- **Dataset excerpts**:
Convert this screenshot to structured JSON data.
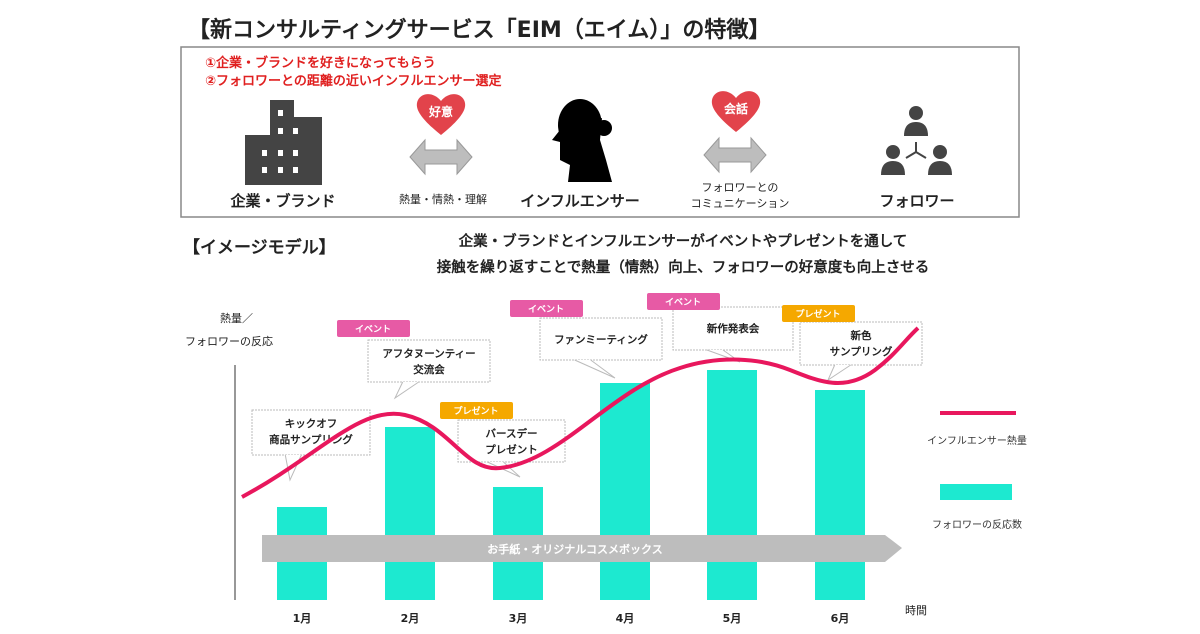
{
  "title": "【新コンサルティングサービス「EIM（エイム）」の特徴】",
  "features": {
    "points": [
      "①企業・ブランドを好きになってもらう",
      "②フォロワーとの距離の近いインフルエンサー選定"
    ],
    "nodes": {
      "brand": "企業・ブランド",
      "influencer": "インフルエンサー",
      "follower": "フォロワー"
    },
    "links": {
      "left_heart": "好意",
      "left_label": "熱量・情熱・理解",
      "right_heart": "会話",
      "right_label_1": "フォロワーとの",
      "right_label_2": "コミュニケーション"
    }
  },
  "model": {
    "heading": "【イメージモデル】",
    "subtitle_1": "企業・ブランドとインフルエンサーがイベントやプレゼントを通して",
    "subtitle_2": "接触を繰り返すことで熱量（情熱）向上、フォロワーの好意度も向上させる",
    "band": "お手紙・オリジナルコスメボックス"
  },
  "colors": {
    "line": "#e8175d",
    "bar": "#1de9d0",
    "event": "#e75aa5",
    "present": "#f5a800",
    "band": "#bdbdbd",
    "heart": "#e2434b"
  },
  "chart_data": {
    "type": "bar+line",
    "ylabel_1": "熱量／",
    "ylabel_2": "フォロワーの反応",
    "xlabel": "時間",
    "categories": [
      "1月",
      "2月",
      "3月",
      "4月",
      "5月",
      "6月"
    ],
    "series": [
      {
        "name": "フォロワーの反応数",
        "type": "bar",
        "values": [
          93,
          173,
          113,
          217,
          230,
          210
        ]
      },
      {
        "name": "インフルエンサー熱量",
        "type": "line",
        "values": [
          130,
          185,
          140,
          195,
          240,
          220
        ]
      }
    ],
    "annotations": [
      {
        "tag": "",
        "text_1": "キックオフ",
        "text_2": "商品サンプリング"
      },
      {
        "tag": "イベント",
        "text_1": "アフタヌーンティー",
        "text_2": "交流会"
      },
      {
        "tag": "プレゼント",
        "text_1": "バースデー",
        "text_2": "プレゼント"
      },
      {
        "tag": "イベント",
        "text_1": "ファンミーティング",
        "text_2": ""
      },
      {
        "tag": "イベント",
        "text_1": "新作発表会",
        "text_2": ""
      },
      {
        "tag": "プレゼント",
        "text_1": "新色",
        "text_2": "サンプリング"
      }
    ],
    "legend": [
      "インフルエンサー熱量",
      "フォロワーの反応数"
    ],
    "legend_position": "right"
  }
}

- **Do this**:
Leave out the pictures and print each record exactly as it stands.

- **Task output**:
Convert this screenshot to structured JSON data.
{
  "title": "【新コンサルティングサービス「EIM（エイム）」の特徴】",
  "features": {
    "points": [
      "①企業・ブランドを好きになってもらう",
      "②フォロワーとの距離の近いインフルエンサー選定"
    ],
    "nodes": {
      "brand": "企業・ブランド",
      "influencer": "インフルエンサー",
      "follower": "フォロワー"
    },
    "links": {
      "left_heart": "好意",
      "left_label": "熱量・情熱・理解",
      "right_heart": "会話",
      "right_label_1": "フォロワーとの",
      "right_label_2": "コミュニケーション"
    }
  },
  "model": {
    "heading": "【イメージモデル】",
    "subtitle_1": "企業・ブランドとインフルエンサーがイベントやプレゼントを通して",
    "subtitle_2": "接触を繰り返すことで熱量（情熱）向上、フォロワーの好意度も向上させる",
    "band": "お手紙・オリジナルコスメボックス"
  },
  "colors": {
    "line": "#e8175d",
    "bar": "#1de9d0",
    "event": "#e75aa5",
    "present": "#f5a800",
    "band": "#bdbdbd",
    "heart": "#e2434b"
  },
  "chart_data": {
    "type": "bar+line",
    "ylabel_1": "熱量／",
    "ylabel_2": "フォロワーの反応",
    "xlabel": "時間",
    "categories": [
      "1月",
      "2月",
      "3月",
      "4月",
      "5月",
      "6月"
    ],
    "series": [
      {
        "name": "フォロワーの反応数",
        "type": "bar",
        "values": [
          93,
          173,
          113,
          217,
          230,
          210
        ]
      },
      {
        "name": "インフルエンサー熱量",
        "type": "line",
        "values": [
          130,
          185,
          140,
          195,
          240,
          220
        ]
      }
    ],
    "annotations": [
      {
        "tag": "",
        "text_1": "キックオフ",
        "text_2": "商品サンプリング"
      },
      {
        "tag": "イベント",
        "text_1": "アフタヌーンティー",
        "text_2": "交流会"
      },
      {
        "tag": "プレゼント",
        "text_1": "バースデー",
        "text_2": "プレゼント"
      },
      {
        "tag": "イベント",
        "text_1": "ファンミーティング",
        "text_2": ""
      },
      {
        "tag": "イベント",
        "text_1": "新作発表会",
        "text_2": ""
      },
      {
        "tag": "プレゼント",
        "text_1": "新色",
        "text_2": "サンプリング"
      }
    ],
    "legend": [
      "インフルエンサー熱量",
      "フォロワーの反応数"
    ],
    "legend_position": "right"
  }
}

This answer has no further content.